## BEGIN Given records

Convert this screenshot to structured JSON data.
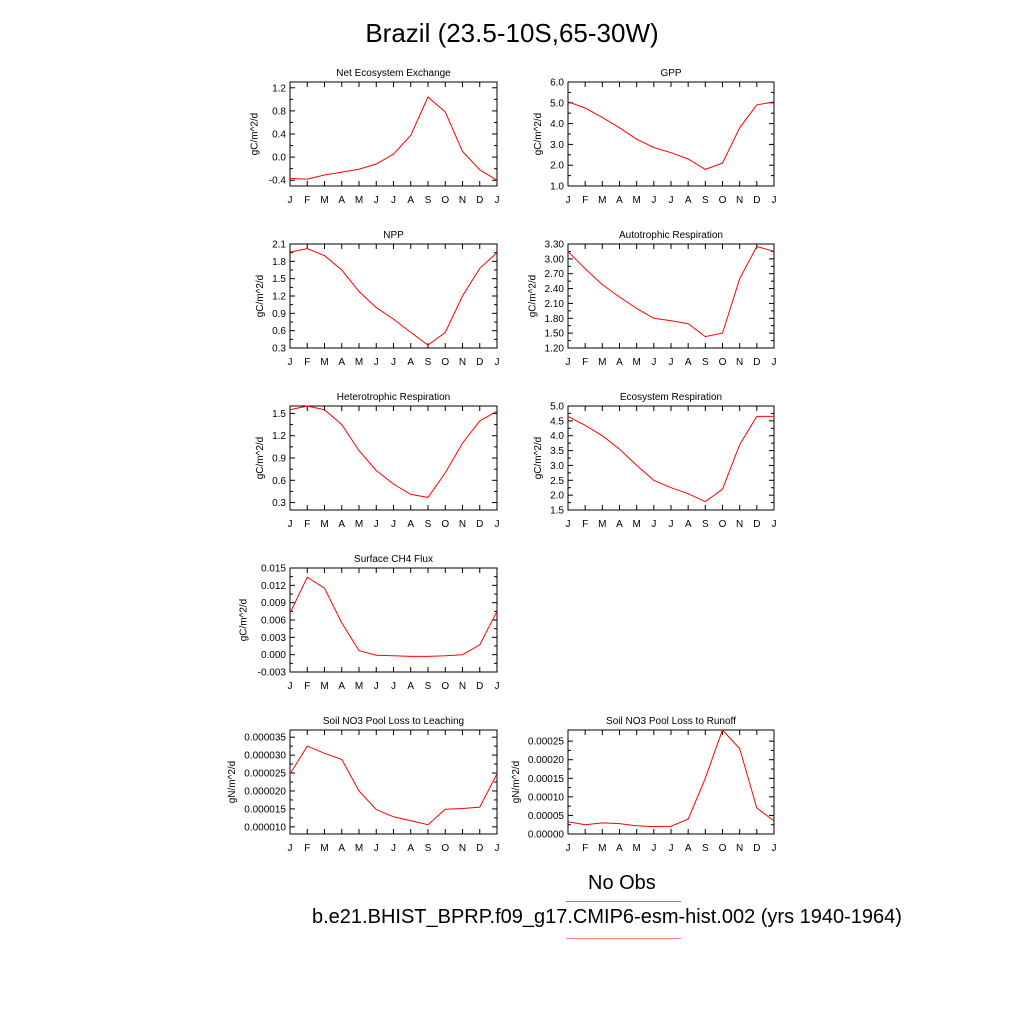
{
  "title": "Brazil (23.5-10S,65-30W)",
  "legend": {
    "obs_label": "No Obs",
    "case_label": "b.e21.BHIST_BPRP.f09_g17.CMIP6-esm-hist.002 (yrs 1940-1964)",
    "obs_color": "#0000ff",
    "case_color": "#ff0000"
  },
  "chart_data": [
    {
      "type": "line",
      "title": "Net Ecosystem Exchange",
      "ylabel": "gC/m^2/d",
      "categories": [
        "J",
        "F",
        "M",
        "A",
        "M",
        "J",
        "J",
        "A",
        "S",
        "O",
        "N",
        "D",
        "J"
      ],
      "ylim": [
        -0.5,
        1.3
      ],
      "yticks": [
        -0.4,
        0.0,
        0.4,
        0.8,
        1.2
      ],
      "ytick_labels": [
        "-0.4",
        "0.0",
        "0.4",
        "0.8",
        "1.2"
      ],
      "series": [
        {
          "values": [
            -0.37,
            -0.38,
            -0.31,
            -0.26,
            -0.21,
            -0.12,
            0.05,
            0.38,
            1.04,
            0.78,
            0.1,
            -0.22,
            -0.4
          ]
        }
      ]
    },
    {
      "type": "line",
      "title": "GPP",
      "ylabel": "gC/m^2/d",
      "categories": [
        "J",
        "F",
        "M",
        "A",
        "M",
        "J",
        "J",
        "A",
        "S",
        "O",
        "N",
        "D",
        "J"
      ],
      "ylim": [
        1.0,
        6.0
      ],
      "yticks": [
        1.0,
        2.0,
        3.0,
        4.0,
        5.0,
        6.0
      ],
      "ytick_labels": [
        "1.0",
        "2.0",
        "3.0",
        "4.0",
        "5.0",
        "6.0"
      ],
      "series": [
        {
          "values": [
            5.05,
            4.75,
            4.3,
            3.8,
            3.25,
            2.85,
            2.6,
            2.3,
            1.8,
            2.1,
            3.8,
            4.9,
            5.05
          ]
        }
      ]
    },
    {
      "type": "line",
      "title": "NPP",
      "ylabel": "gC/m^2/d",
      "categories": [
        "J",
        "F",
        "M",
        "A",
        "M",
        "J",
        "J",
        "A",
        "S",
        "O",
        "N",
        "D",
        "J"
      ],
      "ylim": [
        0.3,
        2.1
      ],
      "yticks": [
        0.3,
        0.6,
        0.9,
        1.2,
        1.5,
        1.8,
        2.1
      ],
      "ytick_labels": [
        "0.3",
        "0.6",
        "0.9",
        "1.2",
        "1.5",
        "1.8",
        "2.1"
      ],
      "series": [
        {
          "values": [
            1.96,
            2.02,
            1.9,
            1.65,
            1.28,
            1.0,
            0.8,
            0.57,
            0.35,
            0.57,
            1.2,
            1.68,
            1.95
          ]
        }
      ]
    },
    {
      "type": "line",
      "title": "Autotrophic Respiration",
      "ylabel": "gC/m^2/d",
      "categories": [
        "J",
        "F",
        "M",
        "A",
        "M",
        "J",
        "J",
        "A",
        "S",
        "O",
        "N",
        "D",
        "J"
      ],
      "ylim": [
        1.2,
        3.3
      ],
      "yticks": [
        1.2,
        1.5,
        1.8,
        2.1,
        2.4,
        2.7,
        3.0,
        3.3
      ],
      "ytick_labels": [
        "1.20",
        "1.50",
        "1.80",
        "2.10",
        "2.40",
        "2.70",
        "3.00",
        "3.30"
      ],
      "series": [
        {
          "values": [
            3.15,
            2.8,
            2.48,
            2.23,
            2.0,
            1.8,
            1.75,
            1.69,
            1.43,
            1.5,
            2.6,
            3.25,
            3.15
          ]
        }
      ]
    },
    {
      "type": "line",
      "title": "Heterotrophic Respiration",
      "ylabel": "gC/m^2/d",
      "categories": [
        "J",
        "F",
        "M",
        "A",
        "M",
        "J",
        "J",
        "A",
        "S",
        "O",
        "N",
        "D",
        "J"
      ],
      "ylim": [
        0.2,
        1.6
      ],
      "yticks": [
        0.3,
        0.6,
        0.9,
        1.2,
        1.5
      ],
      "ytick_labels": [
        "0.3",
        "0.6",
        "0.9",
        "1.2",
        "1.5"
      ],
      "series": [
        {
          "values": [
            1.55,
            1.6,
            1.55,
            1.35,
            1.0,
            0.73,
            0.55,
            0.41,
            0.37,
            0.7,
            1.1,
            1.4,
            1.53
          ]
        }
      ]
    },
    {
      "type": "line",
      "title": "Ecosystem Respiration",
      "ylabel": "gC/m^2/d",
      "categories": [
        "J",
        "F",
        "M",
        "A",
        "M",
        "J",
        "J",
        "A",
        "S",
        "O",
        "N",
        "D",
        "J"
      ],
      "ylim": [
        1.5,
        5.0
      ],
      "yticks": [
        1.5,
        2.0,
        2.5,
        3.0,
        3.5,
        4.0,
        4.5,
        5.0
      ],
      "ytick_labels": [
        "1.5",
        "2.0",
        "2.5",
        "3.0",
        "3.5",
        "4.0",
        "4.5",
        "5.0"
      ],
      "series": [
        {
          "values": [
            4.65,
            4.35,
            4.0,
            3.55,
            3.0,
            2.5,
            2.25,
            2.05,
            1.78,
            2.2,
            3.7,
            4.65,
            4.65
          ]
        }
      ]
    },
    {
      "type": "line",
      "title": "Surface CH4 Flux",
      "ylabel": "gC/m^2/d",
      "categories": [
        "J",
        "F",
        "M",
        "A",
        "M",
        "J",
        "J",
        "A",
        "S",
        "O",
        "N",
        "D",
        "J"
      ],
      "ylim": [
        -0.003,
        0.015
      ],
      "yticks": [
        -0.003,
        0.0,
        0.003,
        0.006,
        0.009,
        0.012,
        0.015
      ],
      "ytick_labels": [
        "-0.003",
        "0.000",
        "0.003",
        "0.006",
        "0.009",
        "0.012",
        "0.015"
      ],
      "series": [
        {
          "values": [
            0.0072,
            0.0134,
            0.0115,
            0.0055,
            0.0007,
            -0.0001,
            -0.0002,
            -0.0003,
            -0.0003,
            -0.0002,
            0.0,
            0.0017,
            0.0075
          ]
        }
      ]
    },
    {
      "type": "line",
      "title": "Soil NO3 Pool Loss to Leaching",
      "ylabel": "gN/m^2/d",
      "categories": [
        "J",
        "F",
        "M",
        "A",
        "M",
        "J",
        "J",
        "A",
        "S",
        "O",
        "N",
        "D",
        "J"
      ],
      "ylim": [
        8e-06,
        3.7e-05
      ],
      "yticks": [
        1e-05,
        1.5e-05,
        2e-05,
        2.5e-05,
        3e-05,
        3.5e-05
      ],
      "ytick_labels": [
        "0.000010",
        "0.000015",
        "0.000020",
        "0.000025",
        "0.000030",
        "0.000035"
      ],
      "series": [
        {
          "values": [
            2.47e-05,
            3.25e-05,
            3.05e-05,
            2.88e-05,
            2e-05,
            1.48e-05,
            1.28e-05,
            1.17e-05,
            1.06e-05,
            1.49e-05,
            1.51e-05,
            1.55e-05,
            2.48e-05
          ]
        }
      ]
    },
    {
      "type": "line",
      "title": "Soil NO3 Pool Loss to Runoff",
      "ylabel": "gN/m^2/d",
      "categories": [
        "J",
        "F",
        "M",
        "A",
        "M",
        "J",
        "J",
        "A",
        "S",
        "O",
        "N",
        "D",
        "J"
      ],
      "ylim": [
        0.0,
        0.00028
      ],
      "yticks": [
        0.0,
        5e-05,
        0.0001,
        0.00015,
        0.0002,
        0.00025
      ],
      "ytick_labels": [
        "0.00000",
        "0.00005",
        "0.00010",
        "0.00015",
        "0.00020",
        "0.00025"
      ],
      "series": [
        {
          "values": [
            3.3e-05,
            2.5e-05,
            3e-05,
            2.8e-05,
            2.2e-05,
            2e-05,
            2.1e-05,
            4e-05,
            0.00015,
            0.00028,
            0.00023,
            7e-05,
            3.5e-05
          ]
        }
      ]
    }
  ]
}
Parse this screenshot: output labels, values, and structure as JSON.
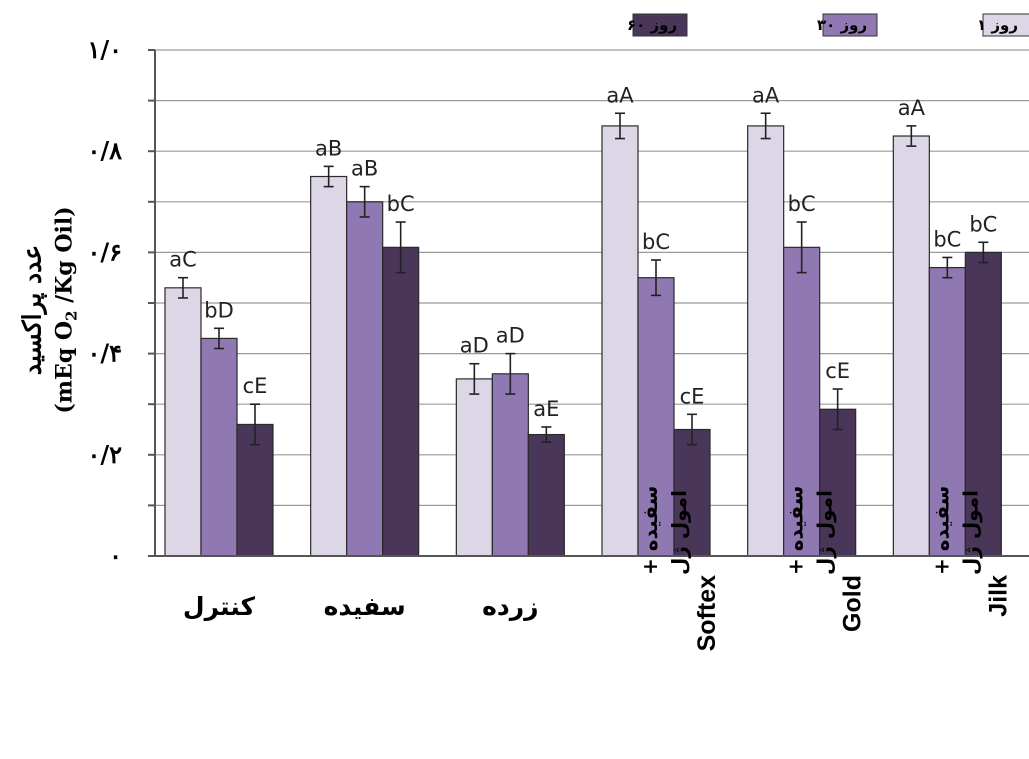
{
  "chart_data": {
    "type": "bar",
    "categories": [
      {
        "text": "کنترل",
        "parts": [
          "کنترل"
        ]
      },
      {
        "text": "سفیده",
        "parts": [
          "سفیده"
        ]
      },
      {
        "text": "زرده",
        "parts": [
          "زرده"
        ]
      },
      {
        "text": "سفیده + امول ژل Softex",
        "parts": [
          "سفیده +",
          "امول ژل",
          "Softex"
        ]
      },
      {
        "text": "سفیده + امول ژل Gold",
        "parts": [
          "سفیده +",
          "امول ژل",
          "Gold"
        ]
      },
      {
        "text": "سفیده + امول ژل Jilk",
        "parts": [
          "سفیده +",
          "امول ژل",
          "Jilk"
        ]
      }
    ],
    "series": [
      {
        "name": "روز ۱",
        "color": "#dcd6e6",
        "values": [
          0.53,
          0.75,
          0.35,
          0.85,
          0.85,
          0.83
        ],
        "errors": [
          0.02,
          0.02,
          0.03,
          0.025,
          0.025,
          0.02
        ],
        "letters": [
          "aC",
          "aB",
          "aD",
          "aA",
          "aA",
          "aA"
        ]
      },
      {
        "name": "روز ۳۰",
        "color": "#9079b3",
        "values": [
          0.43,
          0.7,
          0.36,
          0.55,
          0.61,
          0.57
        ],
        "errors": [
          0.02,
          0.03,
          0.04,
          0.035,
          0.05,
          0.02
        ],
        "letters": [
          "bD",
          "aB",
          "aD",
          "bC",
          "bC",
          "bC"
        ]
      },
      {
        "name": "روز ۶۰",
        "color": "#4a3658",
        "values": [
          0.26,
          0.61,
          0.24,
          0.25,
          0.29,
          0.6
        ],
        "errors": [
          0.04,
          0.05,
          0.015,
          0.03,
          0.04,
          0.02
        ],
        "letters": [
          "cE",
          "bC",
          "aE",
          "cE",
          "cE",
          "bC"
        ]
      }
    ],
    "ylim": [
      0,
      1.0
    ],
    "yticks": [
      0,
      0.2,
      0.4,
      0.6,
      0.8,
      1.0
    ],
    "ytick_labels": [
      "۰",
      "۰/۲",
      "۰/۴",
      "۰/۶",
      "۰/۸",
      "۱/۰"
    ],
    "ylabel": "عدد پراکسید",
    "ylabel_unit": {
      "prefix": "(mEq O",
      "sub": "2",
      "suffix": " /Kg Oil)"
    },
    "legend_position": "top",
    "grid": true
  }
}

## END Given records

Exercise goal
Collect each line containing the string "Ecosystem".

Solution to the exercise
      "title": "Net Ecosystem Exchange",
      "title": "Ecosystem Respiration",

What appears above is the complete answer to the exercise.